#### Stated goal:
Reproduce each line bearing the word "gyújtók".

#### Data shown:
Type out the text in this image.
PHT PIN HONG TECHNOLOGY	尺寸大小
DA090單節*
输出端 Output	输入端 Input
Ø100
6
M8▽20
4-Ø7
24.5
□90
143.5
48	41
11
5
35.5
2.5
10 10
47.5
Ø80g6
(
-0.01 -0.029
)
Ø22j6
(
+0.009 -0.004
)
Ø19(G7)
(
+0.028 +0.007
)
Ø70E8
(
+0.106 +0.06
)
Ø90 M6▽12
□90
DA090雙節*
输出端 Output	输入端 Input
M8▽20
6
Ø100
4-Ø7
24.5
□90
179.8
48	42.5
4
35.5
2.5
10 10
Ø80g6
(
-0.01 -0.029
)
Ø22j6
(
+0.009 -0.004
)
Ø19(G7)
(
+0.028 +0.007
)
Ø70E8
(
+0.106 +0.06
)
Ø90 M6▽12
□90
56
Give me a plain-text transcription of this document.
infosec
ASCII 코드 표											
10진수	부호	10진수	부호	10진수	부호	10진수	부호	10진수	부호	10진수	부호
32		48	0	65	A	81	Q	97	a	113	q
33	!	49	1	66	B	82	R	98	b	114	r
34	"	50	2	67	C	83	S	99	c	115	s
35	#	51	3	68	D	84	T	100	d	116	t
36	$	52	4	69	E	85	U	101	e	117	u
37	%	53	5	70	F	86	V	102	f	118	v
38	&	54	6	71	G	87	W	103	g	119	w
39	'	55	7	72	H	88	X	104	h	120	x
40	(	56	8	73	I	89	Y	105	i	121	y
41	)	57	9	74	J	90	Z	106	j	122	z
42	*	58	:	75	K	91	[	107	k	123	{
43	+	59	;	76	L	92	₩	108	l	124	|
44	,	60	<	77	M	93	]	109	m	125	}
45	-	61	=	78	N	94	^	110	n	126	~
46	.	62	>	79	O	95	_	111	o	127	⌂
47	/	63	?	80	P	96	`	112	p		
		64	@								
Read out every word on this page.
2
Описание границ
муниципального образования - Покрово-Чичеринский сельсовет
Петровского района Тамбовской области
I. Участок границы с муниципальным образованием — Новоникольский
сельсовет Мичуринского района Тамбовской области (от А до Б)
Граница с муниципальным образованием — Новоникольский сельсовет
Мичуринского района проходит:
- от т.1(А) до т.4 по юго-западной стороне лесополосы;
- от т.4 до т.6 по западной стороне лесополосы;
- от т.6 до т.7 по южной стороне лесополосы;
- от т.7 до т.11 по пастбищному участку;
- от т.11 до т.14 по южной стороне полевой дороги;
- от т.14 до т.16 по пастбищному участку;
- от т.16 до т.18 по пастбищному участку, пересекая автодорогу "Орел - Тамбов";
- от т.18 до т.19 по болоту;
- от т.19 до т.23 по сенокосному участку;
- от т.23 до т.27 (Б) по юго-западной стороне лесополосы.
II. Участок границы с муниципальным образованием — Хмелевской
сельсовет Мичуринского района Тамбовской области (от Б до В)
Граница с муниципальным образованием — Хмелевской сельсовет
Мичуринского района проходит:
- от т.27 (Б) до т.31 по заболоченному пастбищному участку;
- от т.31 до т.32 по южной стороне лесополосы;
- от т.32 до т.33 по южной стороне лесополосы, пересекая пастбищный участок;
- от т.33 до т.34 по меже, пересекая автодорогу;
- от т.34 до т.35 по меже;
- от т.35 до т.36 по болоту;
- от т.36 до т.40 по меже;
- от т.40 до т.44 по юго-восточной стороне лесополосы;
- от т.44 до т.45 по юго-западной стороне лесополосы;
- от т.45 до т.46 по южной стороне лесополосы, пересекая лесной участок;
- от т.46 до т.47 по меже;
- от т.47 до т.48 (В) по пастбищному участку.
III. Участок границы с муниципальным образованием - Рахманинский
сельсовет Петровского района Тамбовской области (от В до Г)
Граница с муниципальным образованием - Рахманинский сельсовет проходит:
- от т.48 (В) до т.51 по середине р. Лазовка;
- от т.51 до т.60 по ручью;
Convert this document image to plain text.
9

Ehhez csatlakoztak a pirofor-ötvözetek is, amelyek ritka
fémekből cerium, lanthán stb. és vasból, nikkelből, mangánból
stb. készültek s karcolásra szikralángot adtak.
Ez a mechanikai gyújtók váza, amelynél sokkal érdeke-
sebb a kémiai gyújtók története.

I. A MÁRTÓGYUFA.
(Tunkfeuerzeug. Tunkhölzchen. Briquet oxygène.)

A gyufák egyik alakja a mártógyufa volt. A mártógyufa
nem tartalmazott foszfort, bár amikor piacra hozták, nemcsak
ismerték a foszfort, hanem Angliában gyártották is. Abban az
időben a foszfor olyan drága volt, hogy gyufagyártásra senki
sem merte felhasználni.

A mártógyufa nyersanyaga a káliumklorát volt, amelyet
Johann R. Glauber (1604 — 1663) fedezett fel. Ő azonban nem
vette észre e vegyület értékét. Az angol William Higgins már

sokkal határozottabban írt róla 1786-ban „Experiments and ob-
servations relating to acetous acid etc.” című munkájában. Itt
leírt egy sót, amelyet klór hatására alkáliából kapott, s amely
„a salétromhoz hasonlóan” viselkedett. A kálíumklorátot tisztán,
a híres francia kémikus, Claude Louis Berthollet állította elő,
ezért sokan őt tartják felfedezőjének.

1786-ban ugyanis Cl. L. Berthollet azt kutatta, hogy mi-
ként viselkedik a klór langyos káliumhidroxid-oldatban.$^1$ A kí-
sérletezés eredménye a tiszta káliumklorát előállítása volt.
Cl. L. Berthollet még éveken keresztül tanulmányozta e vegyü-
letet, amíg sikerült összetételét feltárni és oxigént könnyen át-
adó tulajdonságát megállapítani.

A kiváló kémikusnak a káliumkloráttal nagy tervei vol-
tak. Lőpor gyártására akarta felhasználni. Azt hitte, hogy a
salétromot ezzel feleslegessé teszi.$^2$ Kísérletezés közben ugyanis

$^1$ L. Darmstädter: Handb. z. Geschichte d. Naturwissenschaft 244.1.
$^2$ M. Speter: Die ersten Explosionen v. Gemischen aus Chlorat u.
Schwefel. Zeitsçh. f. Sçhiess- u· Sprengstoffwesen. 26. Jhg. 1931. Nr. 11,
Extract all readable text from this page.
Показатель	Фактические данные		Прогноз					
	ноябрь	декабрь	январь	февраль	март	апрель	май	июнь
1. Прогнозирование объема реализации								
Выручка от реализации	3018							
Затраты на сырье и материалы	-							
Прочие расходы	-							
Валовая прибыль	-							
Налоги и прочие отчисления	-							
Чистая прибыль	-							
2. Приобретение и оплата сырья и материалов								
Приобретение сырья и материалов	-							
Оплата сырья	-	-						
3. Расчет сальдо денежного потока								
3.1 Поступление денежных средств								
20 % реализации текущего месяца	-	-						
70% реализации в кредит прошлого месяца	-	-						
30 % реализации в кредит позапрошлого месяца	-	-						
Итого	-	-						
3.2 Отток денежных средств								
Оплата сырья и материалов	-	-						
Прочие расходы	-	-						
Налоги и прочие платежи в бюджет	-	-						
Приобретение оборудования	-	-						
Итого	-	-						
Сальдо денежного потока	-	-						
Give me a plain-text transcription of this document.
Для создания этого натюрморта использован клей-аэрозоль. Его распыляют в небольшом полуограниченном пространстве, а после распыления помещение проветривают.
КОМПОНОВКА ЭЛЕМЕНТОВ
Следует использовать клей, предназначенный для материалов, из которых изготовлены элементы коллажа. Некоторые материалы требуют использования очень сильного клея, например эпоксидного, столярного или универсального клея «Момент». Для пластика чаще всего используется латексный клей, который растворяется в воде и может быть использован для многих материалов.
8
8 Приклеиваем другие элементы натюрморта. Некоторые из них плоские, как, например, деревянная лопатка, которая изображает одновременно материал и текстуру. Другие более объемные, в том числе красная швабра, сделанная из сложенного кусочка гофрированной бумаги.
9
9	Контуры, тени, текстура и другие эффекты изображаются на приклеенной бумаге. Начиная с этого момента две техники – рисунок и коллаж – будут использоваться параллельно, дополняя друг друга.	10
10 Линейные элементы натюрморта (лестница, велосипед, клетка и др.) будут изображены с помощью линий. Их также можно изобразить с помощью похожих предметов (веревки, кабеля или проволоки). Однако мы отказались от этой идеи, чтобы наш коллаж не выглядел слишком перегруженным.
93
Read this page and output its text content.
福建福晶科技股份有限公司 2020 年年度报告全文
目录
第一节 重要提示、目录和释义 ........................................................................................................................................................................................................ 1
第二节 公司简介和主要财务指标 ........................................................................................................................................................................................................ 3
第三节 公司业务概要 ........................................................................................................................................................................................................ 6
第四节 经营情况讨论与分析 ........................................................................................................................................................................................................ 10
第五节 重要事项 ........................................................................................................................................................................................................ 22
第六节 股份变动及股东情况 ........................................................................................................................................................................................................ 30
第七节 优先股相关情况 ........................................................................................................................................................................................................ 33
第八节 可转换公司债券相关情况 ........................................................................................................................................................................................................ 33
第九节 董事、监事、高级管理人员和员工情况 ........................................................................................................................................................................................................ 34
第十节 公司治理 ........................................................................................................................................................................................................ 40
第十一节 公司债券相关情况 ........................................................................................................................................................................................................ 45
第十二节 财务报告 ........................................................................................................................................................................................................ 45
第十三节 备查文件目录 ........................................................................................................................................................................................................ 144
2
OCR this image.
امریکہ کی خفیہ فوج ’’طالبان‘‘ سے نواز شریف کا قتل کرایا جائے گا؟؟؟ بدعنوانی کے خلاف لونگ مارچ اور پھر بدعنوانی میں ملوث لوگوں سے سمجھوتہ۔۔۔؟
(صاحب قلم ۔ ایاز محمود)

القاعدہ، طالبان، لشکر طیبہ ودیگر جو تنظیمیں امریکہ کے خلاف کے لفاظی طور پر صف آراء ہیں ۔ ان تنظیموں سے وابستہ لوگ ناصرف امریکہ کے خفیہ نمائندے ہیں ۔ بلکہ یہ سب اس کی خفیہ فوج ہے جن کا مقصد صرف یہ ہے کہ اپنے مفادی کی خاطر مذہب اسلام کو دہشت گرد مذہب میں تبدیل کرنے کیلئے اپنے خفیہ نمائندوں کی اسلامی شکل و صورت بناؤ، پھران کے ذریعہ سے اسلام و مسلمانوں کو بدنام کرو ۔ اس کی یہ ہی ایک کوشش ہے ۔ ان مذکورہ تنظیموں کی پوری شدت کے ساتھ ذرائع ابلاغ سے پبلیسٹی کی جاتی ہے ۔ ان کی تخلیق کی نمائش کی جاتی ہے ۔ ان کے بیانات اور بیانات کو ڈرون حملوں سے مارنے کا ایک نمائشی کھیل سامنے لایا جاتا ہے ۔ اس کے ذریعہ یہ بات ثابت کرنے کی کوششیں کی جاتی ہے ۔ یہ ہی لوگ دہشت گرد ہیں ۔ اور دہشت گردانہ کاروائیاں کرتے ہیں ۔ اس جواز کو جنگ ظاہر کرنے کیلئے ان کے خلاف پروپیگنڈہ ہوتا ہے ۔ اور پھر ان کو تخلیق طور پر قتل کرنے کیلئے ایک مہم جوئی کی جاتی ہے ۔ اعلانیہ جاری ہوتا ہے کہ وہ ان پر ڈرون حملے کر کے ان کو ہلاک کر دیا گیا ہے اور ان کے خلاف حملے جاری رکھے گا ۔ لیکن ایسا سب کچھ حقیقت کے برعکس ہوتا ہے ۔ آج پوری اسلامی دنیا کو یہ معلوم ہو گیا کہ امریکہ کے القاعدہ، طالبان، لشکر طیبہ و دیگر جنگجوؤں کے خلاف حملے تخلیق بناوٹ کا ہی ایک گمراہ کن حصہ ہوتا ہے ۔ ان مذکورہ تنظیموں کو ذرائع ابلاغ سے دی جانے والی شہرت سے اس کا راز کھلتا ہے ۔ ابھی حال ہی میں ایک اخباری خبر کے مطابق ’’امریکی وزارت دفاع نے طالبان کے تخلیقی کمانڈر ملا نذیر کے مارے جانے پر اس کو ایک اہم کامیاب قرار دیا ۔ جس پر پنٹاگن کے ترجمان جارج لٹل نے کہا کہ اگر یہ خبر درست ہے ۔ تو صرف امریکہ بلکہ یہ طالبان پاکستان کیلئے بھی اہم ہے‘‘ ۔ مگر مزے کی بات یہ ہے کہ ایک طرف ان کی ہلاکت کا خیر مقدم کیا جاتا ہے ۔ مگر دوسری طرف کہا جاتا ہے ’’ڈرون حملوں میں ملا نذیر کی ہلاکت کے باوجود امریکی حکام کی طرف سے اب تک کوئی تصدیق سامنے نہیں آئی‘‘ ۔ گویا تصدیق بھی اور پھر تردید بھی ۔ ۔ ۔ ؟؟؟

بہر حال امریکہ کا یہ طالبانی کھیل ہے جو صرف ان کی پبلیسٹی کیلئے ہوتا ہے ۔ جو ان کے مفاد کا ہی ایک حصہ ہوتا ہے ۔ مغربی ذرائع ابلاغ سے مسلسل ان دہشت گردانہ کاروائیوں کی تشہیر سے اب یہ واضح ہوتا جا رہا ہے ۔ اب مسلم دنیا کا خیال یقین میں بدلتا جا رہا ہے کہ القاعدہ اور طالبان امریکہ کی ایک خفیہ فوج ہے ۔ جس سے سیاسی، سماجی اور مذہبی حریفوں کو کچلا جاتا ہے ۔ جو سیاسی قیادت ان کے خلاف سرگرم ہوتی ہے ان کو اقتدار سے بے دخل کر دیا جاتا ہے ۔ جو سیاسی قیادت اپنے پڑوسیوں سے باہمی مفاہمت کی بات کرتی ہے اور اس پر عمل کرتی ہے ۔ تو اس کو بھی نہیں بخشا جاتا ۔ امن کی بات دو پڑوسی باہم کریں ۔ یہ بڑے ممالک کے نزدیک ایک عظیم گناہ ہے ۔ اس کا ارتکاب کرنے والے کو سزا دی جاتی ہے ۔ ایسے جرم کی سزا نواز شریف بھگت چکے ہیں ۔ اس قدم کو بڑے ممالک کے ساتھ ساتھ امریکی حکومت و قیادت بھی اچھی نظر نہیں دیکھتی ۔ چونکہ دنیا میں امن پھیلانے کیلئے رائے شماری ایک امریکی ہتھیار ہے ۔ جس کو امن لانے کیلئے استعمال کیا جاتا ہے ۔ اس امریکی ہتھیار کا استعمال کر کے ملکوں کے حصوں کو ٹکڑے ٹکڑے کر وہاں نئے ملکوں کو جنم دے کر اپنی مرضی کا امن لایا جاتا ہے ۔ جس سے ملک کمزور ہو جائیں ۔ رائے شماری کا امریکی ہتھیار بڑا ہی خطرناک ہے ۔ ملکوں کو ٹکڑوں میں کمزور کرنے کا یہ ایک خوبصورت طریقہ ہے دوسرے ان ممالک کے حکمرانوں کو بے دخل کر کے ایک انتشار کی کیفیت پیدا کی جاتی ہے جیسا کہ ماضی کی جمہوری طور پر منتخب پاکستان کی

#### Exercise result:
Ez a mechanikai gyújtók váza, amelynél sokkal érdeke-
sebb a kémiai gyújtók története.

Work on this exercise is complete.